Every record must appear in your copy exactly as written, with no pictures.
### Task inputs ###
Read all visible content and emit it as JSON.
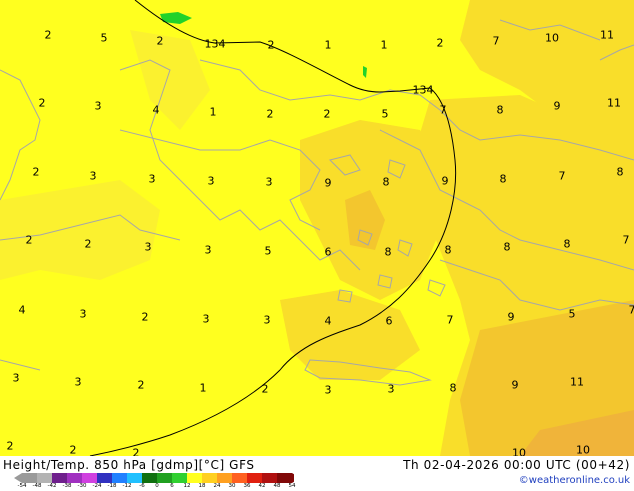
{
  "map": {
    "contour_label": "134",
    "colors": {
      "base_yellow": "#ffff1f",
      "light_orange": "#f9de2a",
      "orange": "#f3c62e",
      "deep_orange": "#f0b43a",
      "coast": "#a7a7a7",
      "contour": "#000000",
      "green_patch": "#22d22a"
    },
    "temperature_values": [
      {
        "text": "2"
      },
      {
        "text": "5"
      },
      {
        "text": "2"
      },
      {
        "text": "134"
      },
      {
        "text": "2"
      },
      {
        "text": "1"
      },
      {
        "text": "1"
      },
      {
        "text": "2"
      },
      {
        "text": "7"
      },
      {
        "text": "10"
      },
      {
        "text": "11"
      },
      {
        "text": "2"
      },
      {
        "text": "3"
      },
      {
        "text": "4"
      },
      {
        "text": "1"
      },
      {
        "text": "2"
      },
      {
        "text": "2"
      },
      {
        "text": "5"
      },
      {
        "text": "134"
      },
      {
        "text": "7"
      },
      {
        "text": "8"
      },
      {
        "text": "9"
      },
      {
        "text": "11"
      },
      {
        "text": "2"
      },
      {
        "text": "3"
      },
      {
        "text": "3"
      },
      {
        "text": "3"
      },
      {
        "text": "3"
      },
      {
        "text": "9"
      },
      {
        "text": "8"
      },
      {
        "text": "9"
      },
      {
        "text": "8"
      },
      {
        "text": "7"
      },
      {
        "text": "8"
      },
      {
        "text": "2"
      },
      {
        "text": "2"
      },
      {
        "text": "3"
      },
      {
        "text": "3"
      },
      {
        "text": "5"
      },
      {
        "text": "6"
      },
      {
        "text": "8"
      },
      {
        "text": "8"
      },
      {
        "text": "8"
      },
      {
        "text": "8"
      },
      {
        "text": "7"
      },
      {
        "text": "4"
      },
      {
        "text": "3"
      },
      {
        "text": "2"
      },
      {
        "text": "3"
      },
      {
        "text": "3"
      },
      {
        "text": "4"
      },
      {
        "text": "6"
      },
      {
        "text": "7"
      },
      {
        "text": "9"
      },
      {
        "text": "5"
      },
      {
        "text": "7"
      },
      {
        "text": "3"
      },
      {
        "text": "3"
      },
      {
        "text": "2"
      },
      {
        "text": "1"
      },
      {
        "text": "2"
      },
      {
        "text": "3"
      },
      {
        "text": "3"
      },
      {
        "text": "8"
      },
      {
        "text": "9"
      },
      {
        "text": "11"
      },
      {
        "text": "2"
      },
      {
        "text": "2"
      },
      {
        "text": "2"
      },
      {
        "text": "10"
      },
      {
        "text": "10"
      }
    ]
  },
  "footer": {
    "title": "Height/Temp. 850 hPa [gdmp][°C] GFS",
    "valid_time": "Th 02-04-2026 00:00 UTC (00+42)",
    "credit": "©weatheronline.co.uk",
    "scale_labels": [
      "-54",
      "-48",
      "-42",
      "-38",
      "-30",
      "-24",
      "-18",
      "-12",
      "-6",
      "0",
      "6",
      "12",
      "18",
      "24",
      "30",
      "36",
      "42",
      "48",
      "54"
    ],
    "scale_colors": [
      "#9a9a9a",
      "#b3b3b3",
      "#6e1f8c",
      "#a030c0",
      "#d040e0",
      "#3030c0",
      "#2080ff",
      "#20c0ff",
      "#107010",
      "#20a020",
      "#30d030",
      "#ffff20",
      "#ffd020",
      "#ffa020",
      "#ff6020",
      "#e02010",
      "#b01010",
      "#800808"
    ]
  }
}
###
→ Solution for this exercise:
Read all visible content and emit it as JSON.
{
  "map": {
    "contour_label": "134",
    "colors": {
      "base_yellow": "#ffff1f",
      "light_orange": "#f9de2a",
      "orange": "#f3c62e",
      "deep_orange": "#f0b43a",
      "coast": "#a7a7a7",
      "contour": "#000000",
      "green_patch": "#22d22a"
    },
    "temperature_values": [
      {
        "text": "2"
      },
      {
        "text": "5"
      },
      {
        "text": "2"
      },
      {
        "text": "134"
      },
      {
        "text": "2"
      },
      {
        "text": "1"
      },
      {
        "text": "1"
      },
      {
        "text": "2"
      },
      {
        "text": "7"
      },
      {
        "text": "10"
      },
      {
        "text": "11"
      },
      {
        "text": "2"
      },
      {
        "text": "3"
      },
      {
        "text": "4"
      },
      {
        "text": "1"
      },
      {
        "text": "2"
      },
      {
        "text": "2"
      },
      {
        "text": "5"
      },
      {
        "text": "134"
      },
      {
        "text": "7"
      },
      {
        "text": "8"
      },
      {
        "text": "9"
      },
      {
        "text": "11"
      },
      {
        "text": "2"
      },
      {
        "text": "3"
      },
      {
        "text": "3"
      },
      {
        "text": "3"
      },
      {
        "text": "3"
      },
      {
        "text": "9"
      },
      {
        "text": "8"
      },
      {
        "text": "9"
      },
      {
        "text": "8"
      },
      {
        "text": "7"
      },
      {
        "text": "8"
      },
      {
        "text": "2"
      },
      {
        "text": "2"
      },
      {
        "text": "3"
      },
      {
        "text": "3"
      },
      {
        "text": "5"
      },
      {
        "text": "6"
      },
      {
        "text": "8"
      },
      {
        "text": "8"
      },
      {
        "text": "8"
      },
      {
        "text": "8"
      },
      {
        "text": "7"
      },
      {
        "text": "4"
      },
      {
        "text": "3"
      },
      {
        "text": "2"
      },
      {
        "text": "3"
      },
      {
        "text": "3"
      },
      {
        "text": "4"
      },
      {
        "text": "6"
      },
      {
        "text": "7"
      },
      {
        "text": "9"
      },
      {
        "text": "5"
      },
      {
        "text": "7"
      },
      {
        "text": "3"
      },
      {
        "text": "3"
      },
      {
        "text": "2"
      },
      {
        "text": "1"
      },
      {
        "text": "2"
      },
      {
        "text": "3"
      },
      {
        "text": "3"
      },
      {
        "text": "8"
      },
      {
        "text": "9"
      },
      {
        "text": "11"
      },
      {
        "text": "2"
      },
      {
        "text": "2"
      },
      {
        "text": "2"
      },
      {
        "text": "10"
      },
      {
        "text": "10"
      }
    ]
  },
  "footer": {
    "title": "Height/Temp. 850 hPa [gdmp][°C] GFS",
    "valid_time": "Th 02-04-2026 00:00 UTC (00+42)",
    "credit": "©weatheronline.co.uk",
    "scale_labels": [
      "-54",
      "-48",
      "-42",
      "-38",
      "-30",
      "-24",
      "-18",
      "-12",
      "-6",
      "0",
      "6",
      "12",
      "18",
      "24",
      "30",
      "36",
      "42",
      "48",
      "54"
    ],
    "scale_colors": [
      "#9a9a9a",
      "#b3b3b3",
      "#6e1f8c",
      "#a030c0",
      "#d040e0",
      "#3030c0",
      "#2080ff",
      "#20c0ff",
      "#107010",
      "#20a020",
      "#30d030",
      "#ffff20",
      "#ffd020",
      "#ffa020",
      "#ff6020",
      "#e02010",
      "#b01010",
      "#800808"
    ]
  }
}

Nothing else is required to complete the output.